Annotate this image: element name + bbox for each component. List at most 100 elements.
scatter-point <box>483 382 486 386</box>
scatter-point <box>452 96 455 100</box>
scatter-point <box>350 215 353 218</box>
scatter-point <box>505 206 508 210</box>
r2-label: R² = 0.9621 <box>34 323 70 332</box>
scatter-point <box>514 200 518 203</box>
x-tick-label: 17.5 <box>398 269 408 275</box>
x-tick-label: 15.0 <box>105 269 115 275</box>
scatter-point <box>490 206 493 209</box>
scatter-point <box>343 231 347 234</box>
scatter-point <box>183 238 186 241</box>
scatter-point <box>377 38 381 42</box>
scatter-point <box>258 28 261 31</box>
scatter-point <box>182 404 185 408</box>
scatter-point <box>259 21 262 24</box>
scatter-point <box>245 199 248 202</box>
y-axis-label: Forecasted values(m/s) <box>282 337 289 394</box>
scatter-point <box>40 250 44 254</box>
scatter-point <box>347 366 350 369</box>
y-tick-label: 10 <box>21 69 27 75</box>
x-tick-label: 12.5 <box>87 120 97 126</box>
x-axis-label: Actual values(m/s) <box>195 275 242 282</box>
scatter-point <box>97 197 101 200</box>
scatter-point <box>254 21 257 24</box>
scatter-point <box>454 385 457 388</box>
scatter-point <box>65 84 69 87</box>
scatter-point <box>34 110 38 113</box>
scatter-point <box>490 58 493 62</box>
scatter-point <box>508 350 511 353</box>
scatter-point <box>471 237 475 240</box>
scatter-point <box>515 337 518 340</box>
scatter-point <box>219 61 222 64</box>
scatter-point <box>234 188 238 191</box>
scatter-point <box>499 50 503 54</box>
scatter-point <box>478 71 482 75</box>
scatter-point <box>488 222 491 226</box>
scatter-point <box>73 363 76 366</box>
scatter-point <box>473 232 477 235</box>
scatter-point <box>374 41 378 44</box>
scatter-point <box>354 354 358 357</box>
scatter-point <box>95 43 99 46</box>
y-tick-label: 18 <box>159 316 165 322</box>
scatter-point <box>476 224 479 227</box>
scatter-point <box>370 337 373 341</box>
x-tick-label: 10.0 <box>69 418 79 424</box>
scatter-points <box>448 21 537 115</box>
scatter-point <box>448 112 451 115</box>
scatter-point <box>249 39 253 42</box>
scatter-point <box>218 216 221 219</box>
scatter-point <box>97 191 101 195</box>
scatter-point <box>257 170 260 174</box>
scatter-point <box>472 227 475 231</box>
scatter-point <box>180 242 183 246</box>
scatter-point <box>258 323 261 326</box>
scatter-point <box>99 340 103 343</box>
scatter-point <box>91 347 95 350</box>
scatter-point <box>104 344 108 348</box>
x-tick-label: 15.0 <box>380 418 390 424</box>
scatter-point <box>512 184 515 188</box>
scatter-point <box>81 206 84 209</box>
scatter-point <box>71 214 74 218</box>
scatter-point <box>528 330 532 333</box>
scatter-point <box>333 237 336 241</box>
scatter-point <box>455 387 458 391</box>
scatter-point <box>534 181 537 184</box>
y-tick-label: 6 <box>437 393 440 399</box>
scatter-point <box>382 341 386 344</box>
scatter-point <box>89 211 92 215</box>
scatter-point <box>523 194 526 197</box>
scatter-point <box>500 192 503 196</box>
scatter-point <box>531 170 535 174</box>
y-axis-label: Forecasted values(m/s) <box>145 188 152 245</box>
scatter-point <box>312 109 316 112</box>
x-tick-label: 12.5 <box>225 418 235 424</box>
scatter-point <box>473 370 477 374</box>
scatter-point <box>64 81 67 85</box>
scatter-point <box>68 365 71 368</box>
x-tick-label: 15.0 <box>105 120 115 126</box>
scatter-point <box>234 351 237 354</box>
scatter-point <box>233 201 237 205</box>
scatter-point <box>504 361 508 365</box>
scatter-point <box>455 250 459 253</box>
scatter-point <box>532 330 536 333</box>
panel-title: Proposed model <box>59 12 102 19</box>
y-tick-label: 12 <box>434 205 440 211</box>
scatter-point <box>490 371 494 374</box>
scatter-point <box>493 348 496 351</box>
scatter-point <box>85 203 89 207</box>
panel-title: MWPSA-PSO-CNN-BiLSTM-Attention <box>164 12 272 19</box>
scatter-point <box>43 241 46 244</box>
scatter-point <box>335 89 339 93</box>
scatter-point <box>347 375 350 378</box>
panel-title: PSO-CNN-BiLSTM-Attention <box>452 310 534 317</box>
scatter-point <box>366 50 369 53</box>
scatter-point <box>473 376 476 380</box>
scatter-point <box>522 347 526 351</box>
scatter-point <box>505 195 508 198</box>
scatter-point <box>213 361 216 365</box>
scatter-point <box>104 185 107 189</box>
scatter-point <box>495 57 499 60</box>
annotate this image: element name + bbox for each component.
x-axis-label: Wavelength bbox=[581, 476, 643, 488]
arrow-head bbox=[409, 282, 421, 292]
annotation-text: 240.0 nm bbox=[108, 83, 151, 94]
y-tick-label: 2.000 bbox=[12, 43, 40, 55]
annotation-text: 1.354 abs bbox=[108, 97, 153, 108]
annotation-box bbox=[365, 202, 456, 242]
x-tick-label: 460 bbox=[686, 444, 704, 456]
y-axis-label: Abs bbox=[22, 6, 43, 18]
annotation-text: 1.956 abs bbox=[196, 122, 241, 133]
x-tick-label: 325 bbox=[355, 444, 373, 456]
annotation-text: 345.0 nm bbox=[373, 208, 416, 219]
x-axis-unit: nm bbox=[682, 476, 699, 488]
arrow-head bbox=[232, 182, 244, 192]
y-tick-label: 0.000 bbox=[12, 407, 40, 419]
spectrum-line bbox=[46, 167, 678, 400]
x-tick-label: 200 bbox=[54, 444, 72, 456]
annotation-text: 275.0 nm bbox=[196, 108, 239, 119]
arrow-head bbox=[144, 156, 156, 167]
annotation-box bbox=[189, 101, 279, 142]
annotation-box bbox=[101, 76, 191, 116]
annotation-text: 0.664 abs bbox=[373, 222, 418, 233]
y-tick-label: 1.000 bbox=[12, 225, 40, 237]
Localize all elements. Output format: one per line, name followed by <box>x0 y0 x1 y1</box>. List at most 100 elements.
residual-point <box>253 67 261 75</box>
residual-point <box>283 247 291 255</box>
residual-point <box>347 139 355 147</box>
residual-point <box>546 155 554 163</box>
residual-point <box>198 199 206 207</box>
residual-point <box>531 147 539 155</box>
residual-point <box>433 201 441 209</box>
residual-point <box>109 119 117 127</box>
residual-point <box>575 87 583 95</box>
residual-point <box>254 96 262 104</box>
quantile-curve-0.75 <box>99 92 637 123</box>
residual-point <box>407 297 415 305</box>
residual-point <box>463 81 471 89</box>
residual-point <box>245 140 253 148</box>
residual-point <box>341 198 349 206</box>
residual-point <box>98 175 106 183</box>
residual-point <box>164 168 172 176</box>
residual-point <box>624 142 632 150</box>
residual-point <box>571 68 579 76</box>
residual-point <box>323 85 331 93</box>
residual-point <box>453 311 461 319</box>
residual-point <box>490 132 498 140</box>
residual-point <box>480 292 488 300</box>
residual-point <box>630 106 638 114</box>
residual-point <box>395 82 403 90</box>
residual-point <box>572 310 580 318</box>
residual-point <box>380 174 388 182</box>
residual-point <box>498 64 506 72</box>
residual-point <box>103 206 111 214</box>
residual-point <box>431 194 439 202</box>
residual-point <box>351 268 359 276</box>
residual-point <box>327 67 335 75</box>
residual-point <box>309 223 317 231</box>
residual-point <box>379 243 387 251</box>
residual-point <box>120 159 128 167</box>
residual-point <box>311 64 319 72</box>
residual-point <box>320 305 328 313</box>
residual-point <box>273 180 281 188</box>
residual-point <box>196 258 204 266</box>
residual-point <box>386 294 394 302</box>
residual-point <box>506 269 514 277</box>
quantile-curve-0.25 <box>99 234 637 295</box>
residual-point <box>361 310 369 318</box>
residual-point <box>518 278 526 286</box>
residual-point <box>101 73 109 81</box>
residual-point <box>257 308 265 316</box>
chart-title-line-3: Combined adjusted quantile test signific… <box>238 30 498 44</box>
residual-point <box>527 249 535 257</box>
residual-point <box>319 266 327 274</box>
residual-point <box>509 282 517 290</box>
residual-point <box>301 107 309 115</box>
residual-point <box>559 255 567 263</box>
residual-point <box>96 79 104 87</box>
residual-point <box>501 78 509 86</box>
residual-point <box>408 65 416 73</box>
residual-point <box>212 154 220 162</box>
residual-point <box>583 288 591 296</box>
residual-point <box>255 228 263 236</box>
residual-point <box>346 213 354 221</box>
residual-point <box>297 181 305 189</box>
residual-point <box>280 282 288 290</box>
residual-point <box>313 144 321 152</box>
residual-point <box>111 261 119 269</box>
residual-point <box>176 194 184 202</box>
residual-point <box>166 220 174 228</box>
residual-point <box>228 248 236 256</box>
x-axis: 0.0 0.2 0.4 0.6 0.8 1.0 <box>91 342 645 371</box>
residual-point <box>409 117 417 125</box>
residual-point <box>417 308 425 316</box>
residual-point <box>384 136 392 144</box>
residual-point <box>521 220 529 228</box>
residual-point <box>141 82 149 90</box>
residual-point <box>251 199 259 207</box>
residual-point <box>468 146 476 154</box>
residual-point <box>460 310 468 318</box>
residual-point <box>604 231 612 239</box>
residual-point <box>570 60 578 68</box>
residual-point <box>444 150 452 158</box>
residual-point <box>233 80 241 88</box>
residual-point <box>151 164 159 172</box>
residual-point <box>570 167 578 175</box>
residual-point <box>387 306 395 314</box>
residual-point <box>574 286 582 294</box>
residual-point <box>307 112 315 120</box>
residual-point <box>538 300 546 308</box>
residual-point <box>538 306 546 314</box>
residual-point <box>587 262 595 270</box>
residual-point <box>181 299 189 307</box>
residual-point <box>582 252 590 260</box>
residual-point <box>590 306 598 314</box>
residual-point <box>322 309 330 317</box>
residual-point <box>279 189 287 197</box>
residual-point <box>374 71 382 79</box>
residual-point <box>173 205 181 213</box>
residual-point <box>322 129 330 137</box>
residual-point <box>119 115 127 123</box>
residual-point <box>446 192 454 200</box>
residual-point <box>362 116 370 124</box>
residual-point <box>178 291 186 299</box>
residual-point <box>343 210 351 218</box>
+ + + +
Copy the items above word for word, from the very first one through the line containing "scatter-point <box>97 197 101 200</box>", including that line.

→ **WRITTEN RESPONSE**:
Annotate this image: element name + bbox for each component. List at most 100 elements.
scatter-point <box>483 382 486 386</box>
scatter-point <box>452 96 455 100</box>
scatter-point <box>350 215 353 218</box>
scatter-point <box>505 206 508 210</box>
r2-label: R² = 0.9621 <box>34 323 70 332</box>
scatter-point <box>514 200 518 203</box>
x-tick-label: 17.5 <box>398 269 408 275</box>
x-tick-label: 15.0 <box>105 269 115 275</box>
scatter-point <box>490 206 493 209</box>
scatter-point <box>343 231 347 234</box>
scatter-point <box>183 238 186 241</box>
scatter-point <box>377 38 381 42</box>
scatter-point <box>258 28 261 31</box>
scatter-point <box>182 404 185 408</box>
scatter-point <box>259 21 262 24</box>
scatter-point <box>245 199 248 202</box>
y-axis-label: Forecasted values(m/s) <box>282 337 289 394</box>
scatter-point <box>40 250 44 254</box>
scatter-point <box>347 366 350 369</box>
y-tick-label: 10 <box>21 69 27 75</box>
x-tick-label: 12.5 <box>87 120 97 126</box>
x-axis-label: Actual values(m/s) <box>195 275 242 282</box>
scatter-point <box>97 197 101 200</box>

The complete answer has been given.